**Aim of the exercise:** Exclude all pictures, then copy each of the records exactly as written.

Some records
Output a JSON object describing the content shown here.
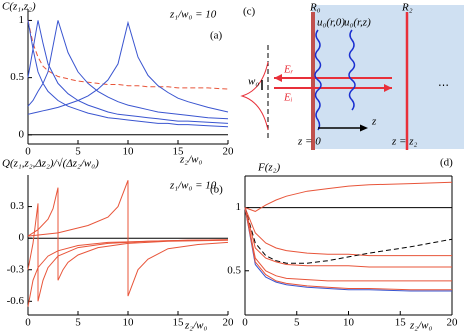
{
  "chart_data": [
    {
      "type": "line",
      "panel_label": "(a)",
      "ylabel": "C(z₁,z₂)",
      "xlabel": "z₂/w₀",
      "annotation": "z₁/w₀ = 10",
      "x": [
        0,
        0.5,
        1,
        1.5,
        2,
        3,
        4,
        5,
        6,
        7,
        8,
        9,
        10,
        11,
        12,
        13,
        14,
        15,
        16,
        18,
        20
      ],
      "series": [
        {
          "color": "#000000",
          "x": [
            0,
            20
          ],
          "values": [
            0,
            0
          ]
        },
        {
          "color": "#e8553a",
          "dash": true,
          "values": [
            1,
            0.8,
            0.68,
            0.6,
            0.56,
            0.51,
            0.49,
            0.47,
            0.46,
            0.45,
            0.44,
            0.44,
            0.43,
            0.43,
            0.42,
            0.42,
            0.42,
            0.41,
            0.41,
            0.41,
            0.4
          ]
        },
        {
          "color": "#3a55d0",
          "values": [
            1,
            0.75,
            0.55,
            0.45,
            0.38,
            0.3,
            0.25,
            0.22,
            0.19,
            0.17,
            0.15,
            0.14,
            0.13,
            0.12,
            0.11,
            0.1,
            0.1,
            0.09,
            0.09,
            0.08,
            0.07
          ]
        },
        {
          "color": "#3a55d0",
          "values": [
            0.5,
            0.75,
            1,
            0.8,
            0.62,
            0.45,
            0.36,
            0.3,
            0.26,
            0.23,
            0.2,
            0.18,
            0.17,
            0.16,
            0.15,
            0.14,
            0.13,
            0.12,
            0.12,
            0.11,
            0.1
          ]
        },
        {
          "color": "#3a55d0",
          "values": [
            0.25,
            0.3,
            0.38,
            0.45,
            0.55,
            1,
            0.72,
            0.55,
            0.45,
            0.38,
            0.33,
            0.29,
            0.26,
            0.24,
            0.22,
            0.2,
            0.19,
            0.18,
            0.17,
            0.15,
            0.14
          ]
        },
        {
          "color": "#3a55d0",
          "values": [
            0.18,
            0.19,
            0.2,
            0.21,
            0.22,
            0.24,
            0.27,
            0.3,
            0.34,
            0.4,
            0.48,
            0.62,
            0.98,
            0.68,
            0.52,
            0.43,
            0.37,
            0.32,
            0.29,
            0.24,
            0.2
          ]
        }
      ],
      "xlim": [
        0,
        20
      ],
      "ylim": [
        -0.08,
        1.1
      ],
      "xticks": [
        0,
        5,
        10,
        15,
        20
      ],
      "yticks": [
        0,
        0.5,
        1
      ]
    },
    {
      "type": "line",
      "panel_label": "(b)",
      "ylabel": "Q(z₁,z₂,Δz₂)/√(Δz₂/w₀)",
      "xlabel": "z₂/w₀",
      "annotation": "z₁/w₀ = 10",
      "series": [
        {
          "color": "#000000",
          "x": [
            0,
            20
          ],
          "values": [
            0,
            0
          ]
        },
        {
          "color": "#e8553a",
          "x": [
            0,
            0.5,
            1,
            2,
            3,
            5,
            8,
            12,
            16,
            20
          ],
          "values": [
            -0.65,
            -0.4,
            -0.28,
            -0.17,
            -0.12,
            -0.07,
            -0.04,
            -0.03,
            -0.02,
            -0.015
          ]
        },
        {
          "color": "#e8553a",
          "x": [
            0,
            0.5,
            1,
            1,
            1.5,
            2,
            3,
            5,
            8,
            12,
            16,
            20
          ],
          "values": [
            -0.3,
            -0.05,
            0.33,
            -0.6,
            -0.4,
            -0.28,
            -0.17,
            -0.09,
            -0.05,
            -0.03,
            -0.02,
            -0.015
          ]
        },
        {
          "color": "#e8553a",
          "x": [
            0,
            1,
            2,
            2.5,
            3,
            3,
            3.5,
            4,
            5,
            7,
            10,
            14,
            20
          ],
          "values": [
            0.02,
            0.08,
            0.18,
            0.28,
            0.48,
            -0.4,
            -0.3,
            -0.23,
            -0.16,
            -0.09,
            -0.05,
            -0.03,
            -0.02
          ]
        },
        {
          "color": "#e8553a",
          "x": [
            0,
            3,
            6,
            8,
            9,
            10,
            10,
            11,
            12,
            14,
            17,
            20
          ],
          "values": [
            0.02,
            0.05,
            0.12,
            0.2,
            0.3,
            0.55,
            -0.55,
            -0.3,
            -0.2,
            -0.1,
            -0.06,
            -0.04
          ]
        }
      ],
      "xlim": [
        0,
        20
      ],
      "ylim": [
        -0.73,
        0.6
      ],
      "xticks": [
        0,
        5,
        10,
        15,
        20
      ],
      "yticks": [
        -0.6,
        -0.3,
        0,
        0.3
      ]
    },
    {
      "type": "line",
      "panel_label": "(d)",
      "ylabel": "F(z₂)",
      "xlabel": "z₂/w₀",
      "x": [
        0,
        1,
        2,
        3,
        4,
        6,
        8,
        10,
        12,
        16,
        20
      ],
      "series": [
        {
          "color": "#000000",
          "values": [
            1,
            1,
            1,
            1,
            1,
            1,
            1,
            1,
            1,
            1,
            1
          ]
        },
        {
          "color": "#e8553a",
          "values": [
            1,
            0.97,
            1.02,
            1.06,
            1.09,
            1.13,
            1.15,
            1.17,
            1.18,
            1.19,
            1.2
          ]
        },
        {
          "color": "#e8553a",
          "values": [
            1,
            0.8,
            0.72,
            0.68,
            0.66,
            0.64,
            0.63,
            0.63,
            0.62,
            0.62,
            0.62
          ]
        },
        {
          "color": "#000000",
          "dash": true,
          "values": [
            1,
            0.72,
            0.62,
            0.58,
            0.56,
            0.56,
            0.58,
            0.61,
            0.64,
            0.69,
            0.75
          ]
        },
        {
          "color": "#e8553a",
          "values": [
            1,
            0.68,
            0.6,
            0.57,
            0.55,
            0.54,
            0.54,
            0.54,
            0.53,
            0.53,
            0.53
          ]
        },
        {
          "color": "#e8553a",
          "values": [
            1,
            0.6,
            0.5,
            0.46,
            0.44,
            0.43,
            0.42,
            0.42,
            0.42,
            0.42,
            0.42
          ]
        },
        {
          "color": "#3a55d0",
          "values": [
            1,
            0.55,
            0.45,
            0.41,
            0.39,
            0.37,
            0.36,
            0.35,
            0.35,
            0.34,
            0.34
          ]
        },
        {
          "color": "#e8553a",
          "values": [
            1,
            0.57,
            0.47,
            0.42,
            0.4,
            0.38,
            0.37,
            0.36,
            0.36,
            0.35,
            0.35
          ]
        }
      ],
      "xlim": [
        0,
        20
      ],
      "ylim": [
        0.15,
        1.25
      ],
      "xticks": [
        0,
        5,
        10,
        15,
        20
      ],
      "yticks": [
        0.5,
        1
      ]
    }
  ],
  "diagram": {
    "panel_label": "(c)",
    "mirror_left": "R₀",
    "mirror_right": "R₂",
    "mode_0": "u₀(r,0)",
    "mode_z": "u₀(r,z)",
    "waist": "w₀",
    "reflected": "Eᵣ",
    "incident": "Eᵢ",
    "axis": "z",
    "pos_left": "z = 0",
    "pos_right": "z = z₂",
    "more": "⋯"
  }
}
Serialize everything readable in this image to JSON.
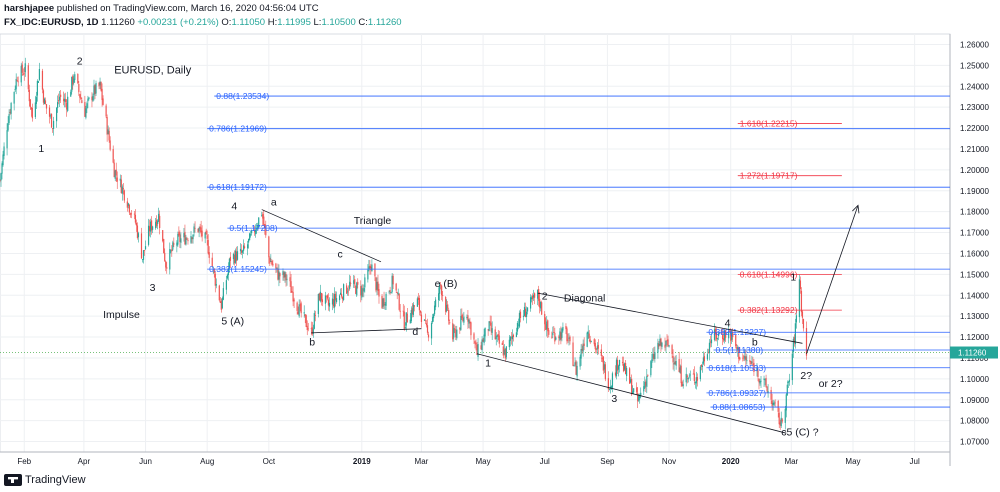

**Exercise solution:**
Output a JSON object describing the content shown here.
{
  "chart_data": [
    {
      "type": "line",
      "panel_label": "(a)",
      "ylabel": "C(z₁,z₂)",
      "xlabel": "z₂/w₀",
      "annotation": "z₁/w₀ = 10",
      "x": [
        0,
        0.5,
        1,
        1.5,
        2,
        3,
        4,
        5,
        6,
        7,
        8,
        9,
        10,
        11,
        12,
        13,
        14,
        15,
        16,
        18,
        20
      ],
      "series": [
        {
          "color": "#000000",
          "x": [
            0,
            20
          ],
          "values": [
            0,
            0
          ]
        },
        {
          "color": "#e8553a",
          "dash": true,
          "values": [
            1,
            0.8,
            0.68,
            0.6,
            0.56,
            0.51,
            0.49,
            0.47,
            0.46,
            0.45,
            0.44,
            0.44,
            0.43,
            0.43,
            0.42,
            0.42,
            0.42,
            0.41,
            0.41,
            0.41,
            0.4
          ]
        },
        {
          "color": "#3a55d0",
          "values": [
            1,
            0.75,
            0.55,
            0.45,
            0.38,
            0.3,
            0.25,
            0.22,
            0.19,
            0.17,
            0.15,
            0.14,
            0.13,
            0.12,
            0.11,
            0.1,
            0.1,
            0.09,
            0.09,
            0.08,
            0.07
          ]
        },
        {
          "color": "#3a55d0",
          "values": [
            0.5,
            0.75,
            1,
            0.8,
            0.62,
            0.45,
            0.36,
            0.3,
            0.26,
            0.23,
            0.2,
            0.18,
            0.17,
            0.16,
            0.15,
            0.14,
            0.13,
            0.12,
            0.12,
            0.11,
            0.1
          ]
        },
        {
          "color": "#3a55d0",
          "values": [
            0.25,
            0.3,
            0.38,
            0.45,
            0.55,
            1,
            0.72,
            0.55,
            0.45,
            0.38,
            0.33,
            0.29,
            0.26,
            0.24,
            0.22,
            0.2,
            0.19,
            0.18,
            0.17,
            0.15,
            0.14
          ]
        },
        {
          "color": "#3a55d0",
          "values": [
            0.18,
            0.19,
            0.2,
            0.21,
            0.22,
            0.24,
            0.27,
            0.3,
            0.34,
            0.4,
            0.48,
            0.62,
            0.98,
            0.68,
            0.52,
            0.43,
            0.37,
            0.32,
            0.29,
            0.24,
            0.2
          ]
        }
      ],
      "xlim": [
        0,
        20
      ],
      "ylim": [
        -0.08,
        1.1
      ],
      "xticks": [
        0,
        5,
        10,
        15,
        20
      ],
      "yticks": [
        0,
        0.5,
        1
      ]
    },
    {
      "type": "line",
      "panel_label": "(b)",
      "ylabel": "Q(z₁,z₂,Δz₂)/√(Δz₂/w₀)",
      "xlabel": "z₂/w₀",
      "annotation": "z₁/w₀ = 10",
      "series": [
        {
          "color": "#000000",
          "x": [
            0,
            20
          ],
          "values": [
            0,
            0
          ]
        },
        {
          "color": "#e8553a",
          "x": [
            0,
            0.5,
            1,
            2,
            3,
            5,
            8,
            12,
            16,
            20
          ],
          "values": [
            -0.65,
            -0.4,
            -0.28,
            -0.17,
            -0.12,
            -0.07,
            -0.04,
            -0.03,
            -0.02,
            -0.015
          ]
        },
        {
          "color": "#e8553a",
          "x": [
            0,
            0.5,
            1,
            1,
            1.5,
            2,
            3,
            5,
            8,
            12,
            16,
            20
          ],
          "values": [
            -0.3,
            -0.05,
            0.33,
            -0.6,
            -0.4,
            -0.28,
            -0.17,
            -0.09,
            -0.05,
            -0.03,
            -0.02,
            -0.015
          ]
        },
        {
          "color": "#e8553a",
          "x": [
            0,
            1,
            2,
            2.5,
            3,
            3,
            3.5,
            4,
            5,
            7,
            10,
            14,
            20
          ],
          "values": [
            0.02,
            0.08,
            0.18,
            0.28,
            0.48,
            -0.4,
            -0.3,
            -0.23,
            -0.16,
            -0.09,
            -0.05,
            -0.03,
            -0.02
          ]
        },
        {
          "color": "#e8553a",
          "x": [
            0,
            3,
            6,
            8,
            9,
            10,
            10,
            11,
            12,
            14,
            17,
            20
          ],
          "values": [
            0.02,
            0.05,
            0.12,
            0.2,
            0.3,
            0.55,
            -0.55,
            -0.3,
            -0.2,
            -0.1,
            -0.06,
            -0.04
          ]
        }
      ],
      "xlim": [
        0,
        20
      ],
      "ylim": [
        -0.73,
        0.6
      ],
      "xticks": [
        0,
        5,
        10,
        15,
        20
      ],
      "yticks": [
        -0.6,
        -0.3,
        0,
        0.3
      ]
    },
    {
      "type": "line",
      "panel_label": "(d)",
      "ylabel": "F(z₂)",
      "xlabel": "z₂/w₀",
      "x": [
        0,
        1,
        2,
        3,
        4,
        6,
        8,
        10,
        12,
        16,
        20
      ],
      "series": [
        {
          "color": "#000000",
          "values": [
            1,
            1,
            1,
            1,
            1,
            1,
            1,
            1,
            1,
            1,
            1
          ]
        },
        {
          "color": "#e8553a",
          "values": [
            1,
            0.97,
            1.02,
            1.06,
            1.09,
            1.13,
            1.15,
            1.17,
            1.18,
            1.19,
            1.2
          ]
        },
        {
          "color": "#e8553a",
          "values": [
            1,
            0.8,
            0.72,
            0.68,
            0.66,
            0.64,
            0.63,
            0.63,
            0.62,
            0.62,
            0.62
          ]
        },
        {
          "color": "#000000",
          "dash": true,
          "values": [
            1,
            0.72,
            0.62,
            0.58,
            0.56,
            0.56,
            0.58,
            0.61,
            0.64,
            0.69,
            0.75
          ]
        },
        {
          "color": "#e8553a",
          "values": [
            1,
            0.68,
            0.6,
            0.57,
            0.55,
            0.54,
            0.54,
            0.54,
            0.53,
            0.53,
            0.53
          ]
        },
        {
          "color": "#e8553a",
          "values": [
            1,
            0.6,
            0.5,
            0.46,
            0.44,
            0.43,
            0.42,
            0.42,
            0.42,
            0.42,
            0.42
          ]
        },
        {
          "color": "#3a55d0",
          "values": [
            1,
            0.55,
            0.45,
            0.41,
            0.39,
            0.37,
            0.36,
            0.35,
            0.35,
            0.34,
            0.34
          ]
        },
        {
          "color": "#e8553a",
          "values": [
            1,
            0.57,
            0.47,
            0.42,
            0.4,
            0.38,
            0.37,
            0.36,
            0.36,
            0.35,
            0.35
          ]
        }
      ],
      "xlim": [
        0,
        20
      ],
      "ylim": [
        0.15,
        1.25
      ],
      "xticks": [
        0,
        5,
        10,
        15,
        20
      ],
      "yticks": [
        0.5,
        1
      ]
    }
  ],
  "diagram": {
    "panel_label": "(c)",
    "mirror_left": "R₀",
    "mirror_right": "R₂",
    "mode_0": "u₀(r,0)",
    "mode_z": "u₀(r,z)",
    "waist": "w₀",
    "reflected": "Eᵣ",
    "incident": "Eᵢ",
    "axis": "z",
    "pos_left": "z = 0",
    "pos_right": "z = z₂",
    "more": "⋯"
  }
}
Serialize everything readable in this image to JSON.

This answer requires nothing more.